Material for this exercise:
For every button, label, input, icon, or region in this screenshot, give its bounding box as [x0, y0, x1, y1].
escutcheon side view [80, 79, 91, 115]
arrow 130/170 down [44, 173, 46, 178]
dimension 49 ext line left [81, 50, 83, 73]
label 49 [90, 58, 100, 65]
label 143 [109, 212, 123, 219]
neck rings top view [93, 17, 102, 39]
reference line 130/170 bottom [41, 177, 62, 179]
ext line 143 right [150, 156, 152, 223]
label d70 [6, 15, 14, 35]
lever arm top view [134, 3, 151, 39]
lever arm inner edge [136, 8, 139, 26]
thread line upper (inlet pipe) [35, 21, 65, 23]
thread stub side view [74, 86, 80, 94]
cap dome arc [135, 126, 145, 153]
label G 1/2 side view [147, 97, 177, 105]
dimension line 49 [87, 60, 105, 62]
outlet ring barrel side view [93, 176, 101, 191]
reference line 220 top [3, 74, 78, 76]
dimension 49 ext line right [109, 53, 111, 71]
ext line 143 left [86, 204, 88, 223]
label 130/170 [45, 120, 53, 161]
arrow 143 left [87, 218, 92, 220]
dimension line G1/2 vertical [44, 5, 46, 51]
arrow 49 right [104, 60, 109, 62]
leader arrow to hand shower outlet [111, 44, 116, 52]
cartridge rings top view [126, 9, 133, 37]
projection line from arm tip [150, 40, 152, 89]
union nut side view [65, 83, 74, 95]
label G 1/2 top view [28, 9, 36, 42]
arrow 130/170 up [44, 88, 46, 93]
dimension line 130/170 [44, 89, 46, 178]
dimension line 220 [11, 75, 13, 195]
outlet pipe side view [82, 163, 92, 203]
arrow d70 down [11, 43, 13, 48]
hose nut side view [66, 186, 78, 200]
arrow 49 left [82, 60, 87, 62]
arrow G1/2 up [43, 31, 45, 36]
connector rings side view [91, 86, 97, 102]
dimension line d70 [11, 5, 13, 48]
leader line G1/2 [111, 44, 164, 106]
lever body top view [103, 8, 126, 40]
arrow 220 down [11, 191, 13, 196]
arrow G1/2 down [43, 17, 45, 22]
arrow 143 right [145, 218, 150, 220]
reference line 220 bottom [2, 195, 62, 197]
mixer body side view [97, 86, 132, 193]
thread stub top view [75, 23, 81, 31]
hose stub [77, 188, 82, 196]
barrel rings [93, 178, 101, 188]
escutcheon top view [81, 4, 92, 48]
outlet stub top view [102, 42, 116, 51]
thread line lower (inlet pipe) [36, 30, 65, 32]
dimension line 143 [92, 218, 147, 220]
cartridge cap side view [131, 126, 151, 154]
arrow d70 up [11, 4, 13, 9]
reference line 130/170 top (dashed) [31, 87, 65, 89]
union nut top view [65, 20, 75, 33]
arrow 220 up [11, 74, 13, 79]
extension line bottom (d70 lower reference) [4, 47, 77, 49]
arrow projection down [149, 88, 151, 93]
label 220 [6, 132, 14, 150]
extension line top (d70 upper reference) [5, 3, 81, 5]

Instructions to follow:
Reproduce the entries word for word, starting with the first line and ending after the line that contains "label 143 [109, 212, 123, 219]".

Solution to this exercise:
For every button, label, input, icon, or region in this screenshot, give its bounding box as [x0, y0, x1, y1].
escutcheon side view [80, 79, 91, 115]
arrow 130/170 down [44, 173, 46, 178]
dimension 49 ext line left [81, 50, 83, 73]
label 49 [90, 58, 100, 65]
label 143 [109, 212, 123, 219]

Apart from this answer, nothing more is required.